:: MATERIALS PROVIDED ::
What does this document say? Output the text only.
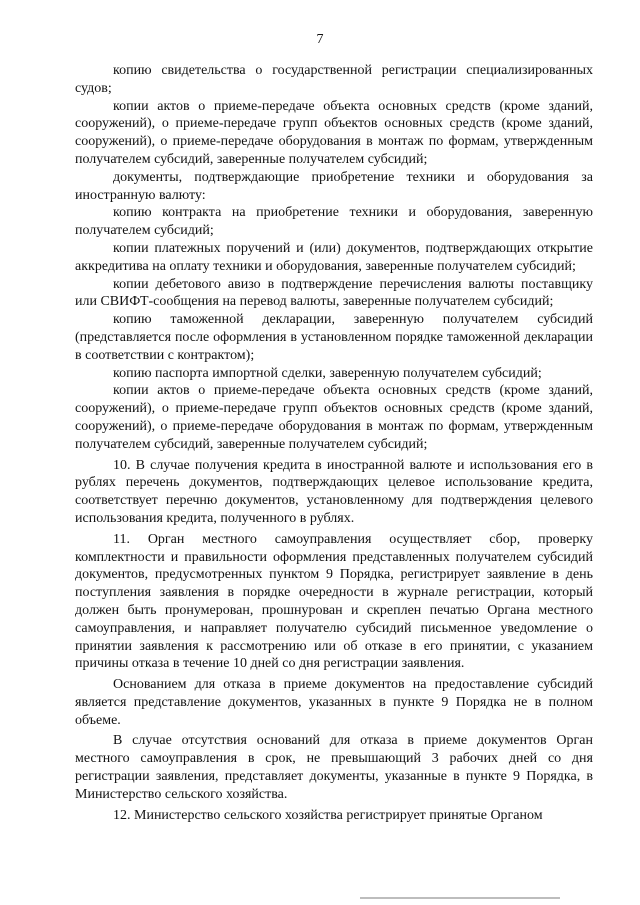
7

копию свидетельства о государственной регистрации специализированных судов;

копии актов о приеме-передаче объекта основных средств (кроме зданий, сооружений), о приеме-передаче групп объектов основных средств (кроме зданий, сооружений), о приеме-передаче оборудования в монтаж по формам, утвержденным получателем субсидий, заверенные получателем субсидий;

документы, подтверждающие приобретение техники и оборудования за иностранную валюту:

копию контракта на приобретение техники и оборудования, заверенную получателем субсидий;

копии платежных поручений и (или) документов, подтверждающих открытие аккредитива на оплату техники и оборудования, заверенные получателем субсидий;

копии дебетового авизо в подтверждение перечисления валюты поставщику или СВИФТ-сообщения на перевод валюты, заверенные получателем субсидий;

копию таможенной декларации, заверенную получателем субсидий (представляется после оформления в установленном порядке таможенной декларации в соответствии с контрактом);

копию паспорта импортной сделки, заверенную получателем субсидий;

копии актов о приеме-передаче объекта основных средств (кроме зданий, сооружений), о приеме-передаче групп объектов основных средств (кроме зданий, сооружений), о приеме-передаче оборудования в монтаж по формам, утвержденным получателем субсидий, заверенные получателем субсидий;

10. В случае получения кредита в иностранной валюте и использования его в рублях перечень документов, подтверждающих целевое использование кредита, соответствует перечню документов, установленному для подтверждения целевого использования кредита, полученного в рублях.

11. Орган местного самоуправления осуществляет сбор, проверку комплектности и правильности оформления представленных получателем субсидий документов, предусмотренных пунктом 9 Порядка, регистрирует заявление в день поступления заявления в порядке очередности в журнале регистрации, который должен быть пронумерован, прошнурован и скреплен печатью Органа местного самоуправления, и направляет получателю субсидий письменное уведомление о принятии заявления к рассмотрению или об отказе в его принятии, с указанием причины отказа в течение 10 дней со дня регистрации заявления.

Основанием для отказа в приеме документов на предоставление субсидий является представление документов, указанных в пункте 9 Порядка не в полном объеме.

В случае отсутствия оснований для отказа в приеме документов Орган местного самоуправления в срок, не превышающий 3 рабочих дней со дня регистрации заявления, представляет документы, указанные в пункте 9 Порядка, в Министерство сельского хозяйства.

12. Министерство сельского хозяйства регистрирует принятые Органом
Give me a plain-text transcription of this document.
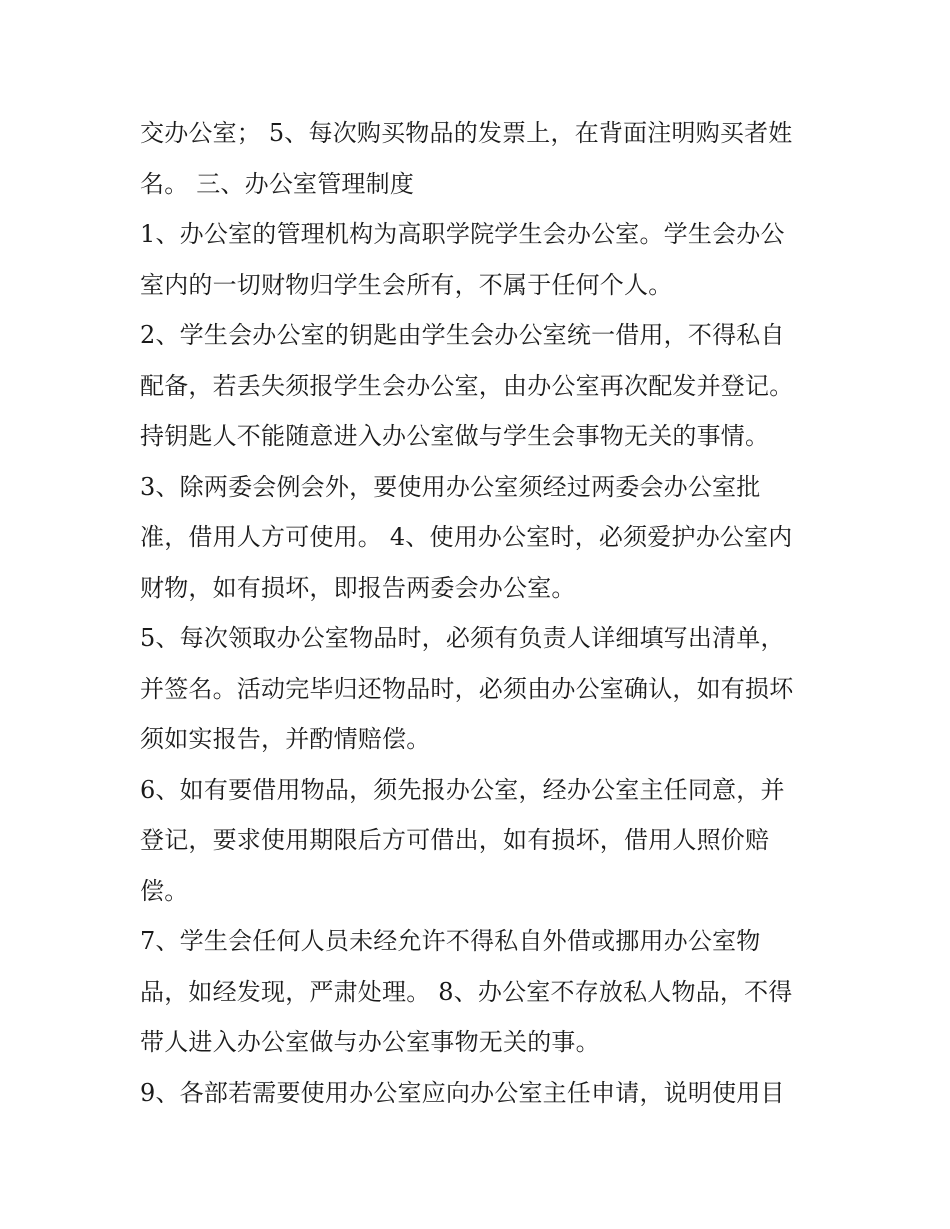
交办公室； 5、每次购买物品的发票上，在背面注明购买者姓
名。 三、办公室管理制度

1、办公室的管理机构为高职学院学生会办公室。学生会办公
室内的一切财物归学生会所有，不属于任何个人。

2、学生会办公室的钥匙由学生会办公室统一借用，不得私自
配备，若丢失须报学生会办公室，由办公室再次配发并登记。
持钥匙人不能随意进入办公室做与学生会事物无关的事情。

3、除两委会例会外，要使用办公室须经过两委会办公室批
准，借用人方可使用。 4、使用办公室时，必须爱护办公室内
财物，如有损坏，即报告两委会办公室。

5、每次领取办公室物品时，必须有负责人详细填写出清单，
并签名。活动完毕归还物品时，必须由办公室确认，如有损坏
须如实报告，并酌情赔偿。

6、如有要借用物品，须先报办公室，经办公室主任同意，并
登记，要求使用期限后方可借出，如有损坏，借用人照价赔
偿。

7、学生会任何人员未经允许不得私自外借或挪用办公室物
品，如经发现，严肃处理。 8、办公室不存放私人物品，不得
带人进入办公室做与办公室事物无关的事。

9、各部若需要使用办公室应向办公室主任申请，说明使用目
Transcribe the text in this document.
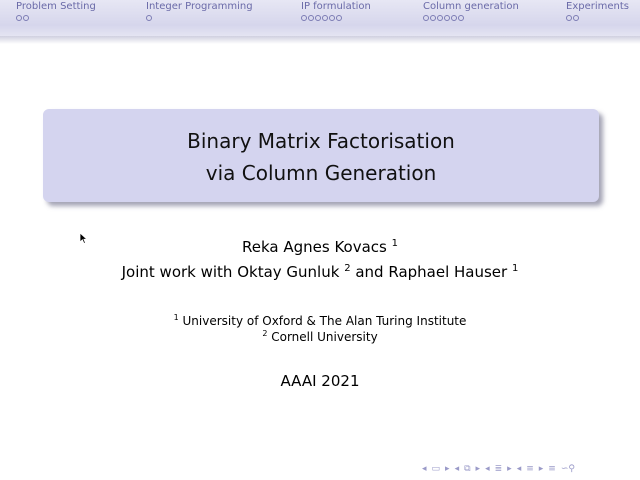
Problem Setting	Integer Programming	IP formulation	Column generation	Experiments
Binary Matrix Factorisation
via Column Generation
Reka Agnes Kovacs $^1$
Joint work with Oktay Gunluk $^2$ and Raphael Hauser $^1$
$^1$ University of Oxford & The Alan Turing Institute
$^2$ Cornell University
AAAI 2021
◂ ▭ ▸ ◂ ⧉ ▸ ◂ ≣ ▸ ◂ ≡ ▸ ≡ ∽⚲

:: TASK STATEMENT ::
Nothing but the lines from the line containing "Give me a plain-text" through the last line of the records above is to be extracted, exactly and with no pictures.

:: ANSWER TO THIS EXERCISE ::
Give me a plain-text transcription of this document.
交办公室； 5、每次购买物品的发票上，在背面注明购买者姓
名。 三、办公室管理制度

1、办公室的管理机构为高职学院学生会办公室。学生会办公
室内的一切财物归学生会所有，不属于任何个人。

2、学生会办公室的钥匙由学生会办公室统一借用，不得私自
配备，若丢失须报学生会办公室，由办公室再次配发并登记。
持钥匙人不能随意进入办公室做与学生会事物无关的事情。

3、除两委会例会外，要使用办公室须经过两委会办公室批
准，借用人方可使用。 4、使用办公室时，必须爱护办公室内
财物，如有损坏，即报告两委会办公室。

5、每次领取办公室物品时，必须有负责人详细填写出清单，
并签名。活动完毕归还物品时，必须由办公室确认，如有损坏
须如实报告，并酌情赔偿。

6、如有要借用物品，须先报办公室，经办公室主任同意，并
登记，要求使用期限后方可借出，如有损坏，借用人照价赔
偿。

7、学生会任何人员未经允许不得私自外借或挪用办公室物
品，如经发现，严肃处理。 8、办公室不存放私人物品，不得
带人进入办公室做与办公室事物无关的事。

9、各部若需要使用办公室应向办公室主任申请，说明使用目
Transcribe the text in this document.
Problem Setting	Integer Programming	IP formulation	Column generation	Experiments
Binary Matrix Factorisation
via Column Generation
Reka Agnes Kovacs $^1$
Joint work with Oktay Gunluk $^2$ and Raphael Hauser $^1$
$^1$ University of Oxford & The Alan Turing Institute
$^2$ Cornell University
AAAI 2021
◂ ▭ ▸ ◂ ⧉ ▸ ◂ ≣ ▸ ◂ ≡ ▸ ≡ ∽⚲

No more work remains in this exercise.